Input for this task ::
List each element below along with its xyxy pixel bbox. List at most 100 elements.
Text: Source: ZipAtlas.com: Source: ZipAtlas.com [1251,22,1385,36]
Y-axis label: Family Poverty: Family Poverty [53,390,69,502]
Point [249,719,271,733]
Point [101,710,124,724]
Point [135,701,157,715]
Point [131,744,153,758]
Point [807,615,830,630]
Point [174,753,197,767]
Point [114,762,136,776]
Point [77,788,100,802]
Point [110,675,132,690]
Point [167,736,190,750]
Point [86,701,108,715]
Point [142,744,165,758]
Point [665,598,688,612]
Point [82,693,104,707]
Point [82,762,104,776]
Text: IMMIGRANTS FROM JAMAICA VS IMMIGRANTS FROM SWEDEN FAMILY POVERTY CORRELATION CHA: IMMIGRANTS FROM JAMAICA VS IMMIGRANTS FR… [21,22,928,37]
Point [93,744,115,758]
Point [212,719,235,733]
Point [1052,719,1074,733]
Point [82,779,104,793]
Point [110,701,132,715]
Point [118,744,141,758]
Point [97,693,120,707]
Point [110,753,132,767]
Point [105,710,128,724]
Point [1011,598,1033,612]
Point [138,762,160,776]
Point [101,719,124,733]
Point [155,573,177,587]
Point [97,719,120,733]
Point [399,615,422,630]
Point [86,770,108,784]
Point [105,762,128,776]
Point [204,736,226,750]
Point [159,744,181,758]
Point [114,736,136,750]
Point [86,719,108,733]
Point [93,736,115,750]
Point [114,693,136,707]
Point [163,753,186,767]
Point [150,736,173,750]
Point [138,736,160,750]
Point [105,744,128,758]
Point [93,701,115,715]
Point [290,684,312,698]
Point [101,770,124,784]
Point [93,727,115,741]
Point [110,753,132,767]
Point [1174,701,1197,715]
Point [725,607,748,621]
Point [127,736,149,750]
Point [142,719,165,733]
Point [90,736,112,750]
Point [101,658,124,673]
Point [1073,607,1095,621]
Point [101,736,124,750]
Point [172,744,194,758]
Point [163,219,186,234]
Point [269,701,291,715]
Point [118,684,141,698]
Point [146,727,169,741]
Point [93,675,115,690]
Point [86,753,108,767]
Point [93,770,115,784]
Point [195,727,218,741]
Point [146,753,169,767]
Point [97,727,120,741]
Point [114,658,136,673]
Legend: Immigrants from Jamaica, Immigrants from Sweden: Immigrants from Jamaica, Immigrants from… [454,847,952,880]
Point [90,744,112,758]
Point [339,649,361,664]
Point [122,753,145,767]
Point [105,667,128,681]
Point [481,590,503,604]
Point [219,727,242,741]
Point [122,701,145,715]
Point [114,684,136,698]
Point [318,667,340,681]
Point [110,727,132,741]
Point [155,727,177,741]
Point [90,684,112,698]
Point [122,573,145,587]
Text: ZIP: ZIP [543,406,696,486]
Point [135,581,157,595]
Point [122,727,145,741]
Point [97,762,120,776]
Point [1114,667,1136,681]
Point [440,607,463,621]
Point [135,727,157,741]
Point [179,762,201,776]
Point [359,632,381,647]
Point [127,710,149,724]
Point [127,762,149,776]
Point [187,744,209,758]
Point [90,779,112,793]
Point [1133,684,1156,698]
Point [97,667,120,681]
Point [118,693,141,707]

Set task ::
Copy out the records word for word, from the very first line through the line containing "Point [101,658,124,673]", including both.

Problem solution ::
List each element below along with its xyxy pixel bbox. List at most 100 elements.
Text: Source: ZipAtlas.com: Source: ZipAtlas.com [1251,22,1385,36]
Y-axis label: Family Poverty: Family Poverty [53,390,69,502]
Point [249,719,271,733]
Point [101,710,124,724]
Point [135,701,157,715]
Point [131,744,153,758]
Point [807,615,830,630]
Point [174,753,197,767]
Point [114,762,136,776]
Point [77,788,100,802]
Point [110,675,132,690]
Point [167,736,190,750]
Point [86,701,108,715]
Point [142,744,165,758]
Point [665,598,688,612]
Point [82,693,104,707]
Point [82,762,104,776]
Text: IMMIGRANTS FROM JAMAICA VS IMMIGRANTS FROM SWEDEN FAMILY POVERTY CORRELATION CHA: IMMIGRANTS FROM JAMAICA VS IMMIGRANTS FR… [21,22,928,37]
Point [93,744,115,758]
Point [212,719,235,733]
Point [1052,719,1074,733]
Point [82,779,104,793]
Point [110,701,132,715]
Point [118,744,141,758]
Point [97,693,120,707]
Point [110,753,132,767]
Point [105,710,128,724]
Point [1011,598,1033,612]
Point [138,762,160,776]
Point [101,719,124,733]
Point [155,573,177,587]
Point [97,719,120,733]
Point [399,615,422,630]
Point [86,770,108,784]
Point [105,762,128,776]
Point [204,736,226,750]
Point [159,744,181,758]
Point [114,736,136,750]
Point [86,719,108,733]
Point [93,736,115,750]
Point [114,693,136,707]
Point [163,753,186,767]
Point [150,736,173,750]
Point [138,736,160,750]
Point [105,744,128,758]
Point [93,701,115,715]
Point [290,684,312,698]
Point [101,770,124,784]
Point [93,727,115,741]
Point [110,753,132,767]
Point [1174,701,1197,715]
Point [725,607,748,621]
Point [127,736,149,750]
Point [142,719,165,733]
Point [90,736,112,750]
Point [101,658,124,673]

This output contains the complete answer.